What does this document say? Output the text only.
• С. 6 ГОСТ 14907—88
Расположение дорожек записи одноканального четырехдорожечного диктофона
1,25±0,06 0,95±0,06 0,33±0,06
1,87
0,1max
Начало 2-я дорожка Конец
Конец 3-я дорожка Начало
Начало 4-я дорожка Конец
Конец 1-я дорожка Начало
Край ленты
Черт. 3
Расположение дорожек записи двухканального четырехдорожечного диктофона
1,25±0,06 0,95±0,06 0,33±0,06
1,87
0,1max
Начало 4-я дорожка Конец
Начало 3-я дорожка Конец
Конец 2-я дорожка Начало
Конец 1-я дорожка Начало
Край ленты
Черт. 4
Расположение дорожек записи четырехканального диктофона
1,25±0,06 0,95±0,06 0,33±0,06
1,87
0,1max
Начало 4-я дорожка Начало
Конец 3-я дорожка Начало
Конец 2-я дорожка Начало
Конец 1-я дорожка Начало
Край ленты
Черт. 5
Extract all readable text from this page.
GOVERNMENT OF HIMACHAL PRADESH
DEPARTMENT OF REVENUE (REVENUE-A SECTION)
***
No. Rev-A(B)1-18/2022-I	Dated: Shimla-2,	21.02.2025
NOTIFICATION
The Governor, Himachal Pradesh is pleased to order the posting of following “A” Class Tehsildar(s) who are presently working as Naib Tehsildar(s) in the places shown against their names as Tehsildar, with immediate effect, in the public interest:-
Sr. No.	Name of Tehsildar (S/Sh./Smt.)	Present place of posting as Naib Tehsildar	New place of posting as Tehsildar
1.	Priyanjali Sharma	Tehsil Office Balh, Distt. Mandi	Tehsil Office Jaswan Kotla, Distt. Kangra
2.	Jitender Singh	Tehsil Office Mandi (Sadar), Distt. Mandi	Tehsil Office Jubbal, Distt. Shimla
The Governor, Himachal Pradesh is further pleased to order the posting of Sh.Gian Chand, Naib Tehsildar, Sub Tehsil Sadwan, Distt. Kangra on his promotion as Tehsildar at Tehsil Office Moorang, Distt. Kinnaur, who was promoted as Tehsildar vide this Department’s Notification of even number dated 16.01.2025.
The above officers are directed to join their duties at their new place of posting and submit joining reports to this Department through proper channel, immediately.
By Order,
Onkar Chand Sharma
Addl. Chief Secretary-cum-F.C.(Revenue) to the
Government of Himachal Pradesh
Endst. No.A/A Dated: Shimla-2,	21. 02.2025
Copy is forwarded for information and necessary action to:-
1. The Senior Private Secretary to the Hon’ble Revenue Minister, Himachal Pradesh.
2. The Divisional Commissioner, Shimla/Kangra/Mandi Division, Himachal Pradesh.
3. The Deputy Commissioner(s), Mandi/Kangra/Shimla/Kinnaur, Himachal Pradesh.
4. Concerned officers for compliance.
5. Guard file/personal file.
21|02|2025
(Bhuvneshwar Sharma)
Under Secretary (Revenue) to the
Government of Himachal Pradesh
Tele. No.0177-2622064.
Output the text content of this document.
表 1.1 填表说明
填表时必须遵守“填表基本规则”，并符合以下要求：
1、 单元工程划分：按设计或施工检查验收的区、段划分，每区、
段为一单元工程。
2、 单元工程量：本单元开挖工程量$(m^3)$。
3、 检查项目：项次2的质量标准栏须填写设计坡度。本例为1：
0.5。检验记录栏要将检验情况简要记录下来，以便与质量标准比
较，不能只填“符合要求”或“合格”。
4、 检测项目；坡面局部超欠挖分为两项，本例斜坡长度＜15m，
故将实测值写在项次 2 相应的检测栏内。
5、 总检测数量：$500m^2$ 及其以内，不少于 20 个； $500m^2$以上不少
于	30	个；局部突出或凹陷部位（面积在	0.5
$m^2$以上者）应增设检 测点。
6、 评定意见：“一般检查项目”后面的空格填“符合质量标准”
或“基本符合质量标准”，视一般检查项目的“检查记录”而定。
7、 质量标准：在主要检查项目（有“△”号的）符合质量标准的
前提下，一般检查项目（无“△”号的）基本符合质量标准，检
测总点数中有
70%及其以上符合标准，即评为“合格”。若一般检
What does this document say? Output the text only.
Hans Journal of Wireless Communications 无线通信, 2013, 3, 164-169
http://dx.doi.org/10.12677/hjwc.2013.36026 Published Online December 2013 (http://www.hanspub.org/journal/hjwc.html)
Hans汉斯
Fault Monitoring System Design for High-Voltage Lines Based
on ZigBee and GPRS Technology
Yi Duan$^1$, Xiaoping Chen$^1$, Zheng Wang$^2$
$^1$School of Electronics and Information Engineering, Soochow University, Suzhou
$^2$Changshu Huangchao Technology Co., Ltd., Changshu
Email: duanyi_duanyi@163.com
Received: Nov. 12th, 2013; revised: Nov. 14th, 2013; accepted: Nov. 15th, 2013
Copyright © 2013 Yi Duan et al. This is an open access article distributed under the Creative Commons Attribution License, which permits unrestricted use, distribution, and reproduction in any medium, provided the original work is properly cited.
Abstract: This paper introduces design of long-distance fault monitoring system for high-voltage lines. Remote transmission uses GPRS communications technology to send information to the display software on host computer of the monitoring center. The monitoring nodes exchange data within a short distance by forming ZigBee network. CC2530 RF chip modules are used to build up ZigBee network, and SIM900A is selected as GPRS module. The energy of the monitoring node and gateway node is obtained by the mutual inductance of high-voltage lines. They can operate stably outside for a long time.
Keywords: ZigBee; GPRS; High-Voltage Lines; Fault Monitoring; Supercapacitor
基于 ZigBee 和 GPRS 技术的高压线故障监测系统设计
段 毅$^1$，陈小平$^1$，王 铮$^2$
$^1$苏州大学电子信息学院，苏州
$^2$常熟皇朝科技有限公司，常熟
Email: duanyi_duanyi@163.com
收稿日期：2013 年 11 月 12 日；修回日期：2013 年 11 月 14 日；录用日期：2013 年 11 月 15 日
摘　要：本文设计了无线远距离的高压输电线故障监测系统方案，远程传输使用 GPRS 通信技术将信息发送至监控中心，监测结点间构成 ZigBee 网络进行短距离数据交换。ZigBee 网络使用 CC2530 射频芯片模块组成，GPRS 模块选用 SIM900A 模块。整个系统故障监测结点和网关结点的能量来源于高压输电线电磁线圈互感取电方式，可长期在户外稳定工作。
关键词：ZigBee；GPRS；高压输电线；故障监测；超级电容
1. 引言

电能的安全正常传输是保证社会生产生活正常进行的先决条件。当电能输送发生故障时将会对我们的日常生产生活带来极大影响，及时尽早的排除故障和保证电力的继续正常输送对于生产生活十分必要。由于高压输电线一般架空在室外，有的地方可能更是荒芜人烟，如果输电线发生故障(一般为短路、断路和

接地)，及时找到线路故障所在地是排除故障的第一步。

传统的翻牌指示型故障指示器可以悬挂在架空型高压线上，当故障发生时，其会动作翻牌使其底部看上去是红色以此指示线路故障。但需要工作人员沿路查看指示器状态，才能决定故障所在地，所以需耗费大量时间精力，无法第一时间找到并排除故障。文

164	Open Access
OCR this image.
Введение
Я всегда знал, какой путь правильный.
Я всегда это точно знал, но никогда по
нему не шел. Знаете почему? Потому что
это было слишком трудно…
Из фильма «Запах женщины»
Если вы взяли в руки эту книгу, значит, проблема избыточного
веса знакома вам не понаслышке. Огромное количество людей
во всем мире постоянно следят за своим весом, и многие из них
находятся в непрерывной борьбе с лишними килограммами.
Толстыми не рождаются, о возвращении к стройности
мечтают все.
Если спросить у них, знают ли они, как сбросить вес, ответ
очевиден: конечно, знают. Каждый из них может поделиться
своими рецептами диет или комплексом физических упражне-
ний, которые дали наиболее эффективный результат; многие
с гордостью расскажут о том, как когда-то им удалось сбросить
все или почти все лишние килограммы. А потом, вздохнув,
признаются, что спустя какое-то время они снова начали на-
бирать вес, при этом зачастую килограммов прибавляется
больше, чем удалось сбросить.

..........

Find the lines above that include the string "Если" and copy them.

### Correct output
Если вы взяли в руки эту книгу, значит, проблема избыточного
Если спросить у них, знают ли они, как сбросить вес, ответ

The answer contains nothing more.